Work instructions: Copy out all of the material exactly.

--- start Dataset rows ---

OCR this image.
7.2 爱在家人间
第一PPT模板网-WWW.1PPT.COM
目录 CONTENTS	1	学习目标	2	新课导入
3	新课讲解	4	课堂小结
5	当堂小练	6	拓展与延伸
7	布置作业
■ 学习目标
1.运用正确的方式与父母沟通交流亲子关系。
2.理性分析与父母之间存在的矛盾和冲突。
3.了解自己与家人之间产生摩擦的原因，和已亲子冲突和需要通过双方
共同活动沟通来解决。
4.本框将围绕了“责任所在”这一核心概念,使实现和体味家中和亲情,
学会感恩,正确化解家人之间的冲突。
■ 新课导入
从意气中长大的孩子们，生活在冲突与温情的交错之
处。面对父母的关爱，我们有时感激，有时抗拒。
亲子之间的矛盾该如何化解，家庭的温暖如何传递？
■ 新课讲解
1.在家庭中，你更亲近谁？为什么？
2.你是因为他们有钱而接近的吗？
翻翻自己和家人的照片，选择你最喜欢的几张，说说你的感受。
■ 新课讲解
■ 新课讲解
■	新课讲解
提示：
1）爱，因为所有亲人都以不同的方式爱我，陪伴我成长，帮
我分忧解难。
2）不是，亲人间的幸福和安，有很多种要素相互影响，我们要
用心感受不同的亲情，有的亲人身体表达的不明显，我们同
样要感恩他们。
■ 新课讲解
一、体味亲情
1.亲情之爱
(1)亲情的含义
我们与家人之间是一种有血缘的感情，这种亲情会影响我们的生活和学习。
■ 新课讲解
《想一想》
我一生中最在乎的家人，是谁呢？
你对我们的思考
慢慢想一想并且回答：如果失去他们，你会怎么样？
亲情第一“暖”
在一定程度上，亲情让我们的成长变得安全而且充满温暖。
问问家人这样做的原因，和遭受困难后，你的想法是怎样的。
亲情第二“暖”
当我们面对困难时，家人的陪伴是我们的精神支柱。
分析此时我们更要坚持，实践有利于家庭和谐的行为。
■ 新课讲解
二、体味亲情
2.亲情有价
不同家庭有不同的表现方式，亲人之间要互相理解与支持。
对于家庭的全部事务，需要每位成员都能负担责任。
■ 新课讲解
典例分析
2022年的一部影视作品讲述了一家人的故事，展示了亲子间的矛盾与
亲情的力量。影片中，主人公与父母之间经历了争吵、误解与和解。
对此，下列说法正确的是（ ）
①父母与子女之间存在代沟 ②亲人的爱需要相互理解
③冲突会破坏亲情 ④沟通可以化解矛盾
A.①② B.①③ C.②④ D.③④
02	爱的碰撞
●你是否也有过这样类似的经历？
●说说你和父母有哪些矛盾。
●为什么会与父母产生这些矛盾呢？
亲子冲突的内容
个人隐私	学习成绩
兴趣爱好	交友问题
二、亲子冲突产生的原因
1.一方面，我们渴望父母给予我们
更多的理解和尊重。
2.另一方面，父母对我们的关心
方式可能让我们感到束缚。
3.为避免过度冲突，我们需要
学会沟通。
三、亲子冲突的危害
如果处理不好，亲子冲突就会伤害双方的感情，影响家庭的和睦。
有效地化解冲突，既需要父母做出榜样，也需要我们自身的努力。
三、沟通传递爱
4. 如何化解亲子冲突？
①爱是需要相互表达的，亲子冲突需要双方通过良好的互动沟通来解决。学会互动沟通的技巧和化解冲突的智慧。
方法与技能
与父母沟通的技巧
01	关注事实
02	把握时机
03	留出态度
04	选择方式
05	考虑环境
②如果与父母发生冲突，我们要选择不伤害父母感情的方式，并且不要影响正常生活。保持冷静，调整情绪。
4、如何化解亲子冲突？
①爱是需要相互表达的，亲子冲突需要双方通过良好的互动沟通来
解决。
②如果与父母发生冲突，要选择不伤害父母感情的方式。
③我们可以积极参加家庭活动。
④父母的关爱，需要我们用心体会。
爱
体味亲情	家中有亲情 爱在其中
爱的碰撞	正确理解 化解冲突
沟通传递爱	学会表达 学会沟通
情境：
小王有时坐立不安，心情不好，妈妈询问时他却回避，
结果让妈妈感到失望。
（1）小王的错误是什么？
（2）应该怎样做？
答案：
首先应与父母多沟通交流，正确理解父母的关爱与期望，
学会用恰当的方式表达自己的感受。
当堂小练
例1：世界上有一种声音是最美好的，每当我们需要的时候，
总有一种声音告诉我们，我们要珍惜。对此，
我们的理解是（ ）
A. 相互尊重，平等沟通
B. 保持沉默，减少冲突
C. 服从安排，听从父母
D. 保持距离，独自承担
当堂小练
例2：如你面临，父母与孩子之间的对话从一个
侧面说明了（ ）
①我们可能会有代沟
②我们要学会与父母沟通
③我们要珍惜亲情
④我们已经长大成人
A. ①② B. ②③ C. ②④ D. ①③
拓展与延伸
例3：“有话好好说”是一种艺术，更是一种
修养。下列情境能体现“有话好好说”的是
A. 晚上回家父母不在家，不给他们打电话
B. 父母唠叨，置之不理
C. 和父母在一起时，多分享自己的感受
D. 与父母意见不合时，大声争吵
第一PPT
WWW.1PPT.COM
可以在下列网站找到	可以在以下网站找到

--- end Dataset rows ---

Solution to this task:
OCR this image.
7.2 爱在家人间
第一PPT模板网-WWW.1PPT.COM
目录 CONTENTS	1	学习目标	2	新课导入
3	新课讲解	4	课堂小结
5	当堂小练	6	拓展与延伸
7	布置作业
■ 学习目标
1.运用正确的方式与父母沟通交流亲子关系。
2.理性分析与父母之间存在的矛盾和冲突。
3.了解自己与家人之间产生摩擦的原因，和已亲子冲突和需要通过双方
共同活动沟通来解决。
4.本框将围绕了“责任所在”这一核心概念,使实现和体味家中和亲情,
学会感恩,正确化解家人之间的冲突。
■ 新课导入
从意气中长大的孩子们，生活在冲突与温情的交错之
处。面对父母的关爱，我们有时感激，有时抗拒。
亲子之间的矛盾该如何化解，家庭的温暖如何传递？
■ 新课讲解
1.在家庭中，你更亲近谁？为什么？
2.你是因为他们有钱而接近的吗？
翻翻自己和家人的照片，选择你最喜欢的几张，说说你的感受。
■ 新课讲解
■ 新课讲解
■	新课讲解
提示：
1）爱，因为所有亲人都以不同的方式爱我，陪伴我成长，帮
我分忧解难。
2）不是，亲人间的幸福和安，有很多种要素相互影响，我们要
用心感受不同的亲情，有的亲人身体表达的不明显，我们同
样要感恩他们。
■ 新课讲解
一、体味亲情
1.亲情之爱
(1)亲情的含义
我们与家人之间是一种有血缘的感情，这种亲情会影响我们的生活和学习。
■ 新课讲解
《想一想》
我一生中最在乎的家人，是谁呢？
你对我们的思考
慢慢想一想并且回答：如果失去他们，你会怎么样？
亲情第一“暖”
在一定程度上，亲情让我们的成长变得安全而且充满温暖。
问问家人这样做的原因，和遭受困难后，你的想法是怎样的。
亲情第二“暖”
当我们面对困难时，家人的陪伴是我们的精神支柱。
分析此时我们更要坚持，实践有利于家庭和谐的行为。
■ 新课讲解
二、体味亲情
2.亲情有价
不同家庭有不同的表现方式，亲人之间要互相理解与支持。
对于家庭的全部事务，需要每位成员都能负担责任。
■ 新课讲解
典例分析
2022年的一部影视作品讲述了一家人的故事，展示了亲子间的矛盾与
亲情的力量。影片中，主人公与父母之间经历了争吵、误解与和解。
对此，下列说法正确的是（ ）
①父母与子女之间存在代沟 ②亲人的爱需要相互理解
③冲突会破坏亲情 ④沟通可以化解矛盾
A.①② B.①③ C.②④ D.③④
02	爱的碰撞
●你是否也有过这样类似的经历？
●说说你和父母有哪些矛盾。
●为什么会与父母产生这些矛盾呢？
亲子冲突的内容
个人隐私	学习成绩
兴趣爱好	交友问题
二、亲子冲突产生的原因
1.一方面，我们渴望父母给予我们
更多的理解和尊重。
2.另一方面，父母对我们的关心
方式可能让我们感到束缚。
3.为避免过度冲突，我们需要
学会沟通。
三、亲子冲突的危害
如果处理不好，亲子冲突就会伤害双方的感情，影响家庭的和睦。
有效地化解冲突，既需要父母做出榜样，也需要我们自身的努力。
三、沟通传递爱
4. 如何化解亲子冲突？
①爱是需要相互表达的，亲子冲突需要双方通过良好的互动沟通来解决。学会互动沟通的技巧和化解冲突的智慧。
方法与技能
与父母沟通的技巧
01	关注事实
02	把握时机
03	留出态度
04	选择方式
05	考虑环境
②如果与父母发生冲突，我们要选择不伤害父母感情的方式，并且不要影响正常生活。保持冷静，调整情绪。
4、如何化解亲子冲突？
①爱是需要相互表达的，亲子冲突需要双方通过良好的互动沟通来
解决。
②如果与父母发生冲突，要选择不伤害父母感情的方式。
③我们可以积极参加家庭活动。
④父母的关爱，需要我们用心体会。
爱
体味亲情	家中有亲情 爱在其中
爱的碰撞	正确理解 化解冲突
沟通传递爱	学会表达 学会沟通
情境：
小王有时坐立不安，心情不好，妈妈询问时他却回避，
结果让妈妈感到失望。
（1）小王的错误是什么？
（2）应该怎样做？
答案：
首先应与父母多沟通交流，正确理解父母的关爱与期望，
学会用恰当的方式表达自己的感受。
当堂小练
例1：世界上有一种声音是最美好的，每当我们需要的时候，
总有一种声音告诉我们，我们要珍惜。对此，
我们的理解是（ ）
A. 相互尊重，平等沟通
B. 保持沉默，减少冲突
C. 服从安排，听从父母
D. 保持距离，独自承担
当堂小练
例2：如你面临，父母与孩子之间的对话从一个
侧面说明了（ ）
①我们可能会有代沟
②我们要学会与父母沟通
③我们要珍惜亲情
④我们已经长大成人
A. ①② B. ②③ C. ②④ D. ①③
拓展与延伸
例3：“有话好好说”是一种艺术，更是一种
修养。下列情境能体现“有话好好说”的是
A. 晚上回家父母不在家，不给他们打电话
B. 父母唠叨，置之不理
C. 和父母在一起时，多分享自己的感受
D. 与父母意见不合时，大声争吵
第一PPT
WWW.1PPT.COM
可以在下列网站找到	可以在以下网站找到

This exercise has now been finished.